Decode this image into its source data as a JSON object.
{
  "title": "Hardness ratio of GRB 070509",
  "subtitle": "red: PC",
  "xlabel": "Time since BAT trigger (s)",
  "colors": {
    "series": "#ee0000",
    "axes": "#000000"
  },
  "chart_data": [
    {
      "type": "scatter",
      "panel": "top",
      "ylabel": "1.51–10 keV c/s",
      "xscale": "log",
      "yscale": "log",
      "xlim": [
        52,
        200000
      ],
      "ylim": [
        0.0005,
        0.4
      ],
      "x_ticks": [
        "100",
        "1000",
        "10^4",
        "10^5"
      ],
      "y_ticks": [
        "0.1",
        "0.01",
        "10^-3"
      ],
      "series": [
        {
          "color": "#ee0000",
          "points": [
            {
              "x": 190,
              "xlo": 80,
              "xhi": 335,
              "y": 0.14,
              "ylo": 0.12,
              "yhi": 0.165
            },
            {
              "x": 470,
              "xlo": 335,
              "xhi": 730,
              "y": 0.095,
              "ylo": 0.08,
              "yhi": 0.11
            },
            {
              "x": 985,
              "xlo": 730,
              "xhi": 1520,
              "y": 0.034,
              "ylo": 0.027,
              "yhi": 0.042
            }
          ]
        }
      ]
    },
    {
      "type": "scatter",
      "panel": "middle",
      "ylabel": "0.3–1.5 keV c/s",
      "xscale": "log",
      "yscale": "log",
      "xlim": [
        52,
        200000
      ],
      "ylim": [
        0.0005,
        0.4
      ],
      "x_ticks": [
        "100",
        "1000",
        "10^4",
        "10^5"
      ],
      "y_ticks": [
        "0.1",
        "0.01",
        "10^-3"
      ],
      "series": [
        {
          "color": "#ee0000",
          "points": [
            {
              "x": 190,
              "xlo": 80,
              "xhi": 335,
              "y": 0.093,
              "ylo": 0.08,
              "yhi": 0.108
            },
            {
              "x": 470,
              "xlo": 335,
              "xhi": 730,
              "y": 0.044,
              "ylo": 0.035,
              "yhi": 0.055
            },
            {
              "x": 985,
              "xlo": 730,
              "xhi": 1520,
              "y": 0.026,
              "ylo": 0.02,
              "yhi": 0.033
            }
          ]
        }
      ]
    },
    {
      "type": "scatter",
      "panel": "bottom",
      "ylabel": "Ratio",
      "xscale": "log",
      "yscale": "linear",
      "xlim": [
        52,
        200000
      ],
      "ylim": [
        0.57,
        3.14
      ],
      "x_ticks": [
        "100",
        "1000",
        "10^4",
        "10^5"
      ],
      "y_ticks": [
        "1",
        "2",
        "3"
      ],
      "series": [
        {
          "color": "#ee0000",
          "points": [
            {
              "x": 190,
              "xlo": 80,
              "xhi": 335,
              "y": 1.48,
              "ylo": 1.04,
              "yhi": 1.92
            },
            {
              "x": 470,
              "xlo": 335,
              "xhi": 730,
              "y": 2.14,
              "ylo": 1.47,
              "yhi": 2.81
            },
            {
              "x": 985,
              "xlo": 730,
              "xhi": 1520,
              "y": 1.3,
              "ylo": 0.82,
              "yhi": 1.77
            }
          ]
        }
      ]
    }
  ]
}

◆ **WRITTEN EXERCISE**
Print all the data exactly.

◆ **TASK OUTPUT**
Decode this image into its source data as a JSON object.
{
  "title": "Hardness ratio of GRB 070509",
  "subtitle": "red: PC",
  "xlabel": "Time since BAT trigger (s)",
  "colors": {
    "series": "#ee0000",
    "axes": "#000000"
  },
  "chart_data": [
    {
      "type": "scatter",
      "panel": "top",
      "ylabel": "1.51–10 keV c/s",
      "xscale": "log",
      "yscale": "log",
      "xlim": [
        52,
        200000
      ],
      "ylim": [
        0.0005,
        0.4
      ],
      "x_ticks": [
        "100",
        "1000",
        "10^4",
        "10^5"
      ],
      "y_ticks": [
        "0.1",
        "0.01",
        "10^-3"
      ],
      "series": [
        {
          "color": "#ee0000",
          "points": [
            {
              "x": 190,
              "xlo": 80,
              "xhi": 335,
              "y": 0.14,
              "ylo": 0.12,
              "yhi": 0.165
            },
            {
              "x": 470,
              "xlo": 335,
              "xhi": 730,
              "y": 0.095,
              "ylo": 0.08,
              "yhi": 0.11
            },
            {
              "x": 985,
              "xlo": 730,
              "xhi": 1520,
              "y": 0.034,
              "ylo": 0.027,
              "yhi": 0.042
            }
          ]
        }
      ]
    },
    {
      "type": "scatter",
      "panel": "middle",
      "ylabel": "0.3–1.5 keV c/s",
      "xscale": "log",
      "yscale": "log",
      "xlim": [
        52,
        200000
      ],
      "ylim": [
        0.0005,
        0.4
      ],
      "x_ticks": [
        "100",
        "1000",
        "10^4",
        "10^5"
      ],
      "y_ticks": [
        "0.1",
        "0.01",
        "10^-3"
      ],
      "series": [
        {
          "color": "#ee0000",
          "points": [
            {
              "x": 190,
              "xlo": 80,
              "xhi": 335,
              "y": 0.093,
              "ylo": 0.08,
              "yhi": 0.108
            },
            {
              "x": 470,
              "xlo": 335,
              "xhi": 730,
              "y": 0.044,
              "ylo": 0.035,
              "yhi": 0.055
            },
            {
              "x": 985,
              "xlo": 730,
              "xhi": 1520,
              "y": 0.026,
              "ylo": 0.02,
              "yhi": 0.033
            }
          ]
        }
      ]
    },
    {
      "type": "scatter",
      "panel": "bottom",
      "ylabel": "Ratio",
      "xscale": "log",
      "yscale": "linear",
      "xlim": [
        52,
        200000
      ],
      "ylim": [
        0.57,
        3.14
      ],
      "x_ticks": [
        "100",
        "1000",
        "10^4",
        "10^5"
      ],
      "y_ticks": [
        "1",
        "2",
        "3"
      ],
      "series": [
        {
          "color": "#ee0000",
          "points": [
            {
              "x": 190,
              "xlo": 80,
              "xhi": 335,
              "y": 1.48,
              "ylo": 1.04,
              "yhi": 1.92
            },
            {
              "x": 470,
              "xlo": 335,
              "xhi": 730,
              "y": 2.14,
              "ylo": 1.47,
              "yhi": 2.81
            },
            {
              "x": 985,
              "xlo": 730,
              "xhi": 1520,
              "y": 1.3,
              "ylo": 0.82,
              "yhi": 1.77
            }
          ]
        }
      ]
    }
  ]
}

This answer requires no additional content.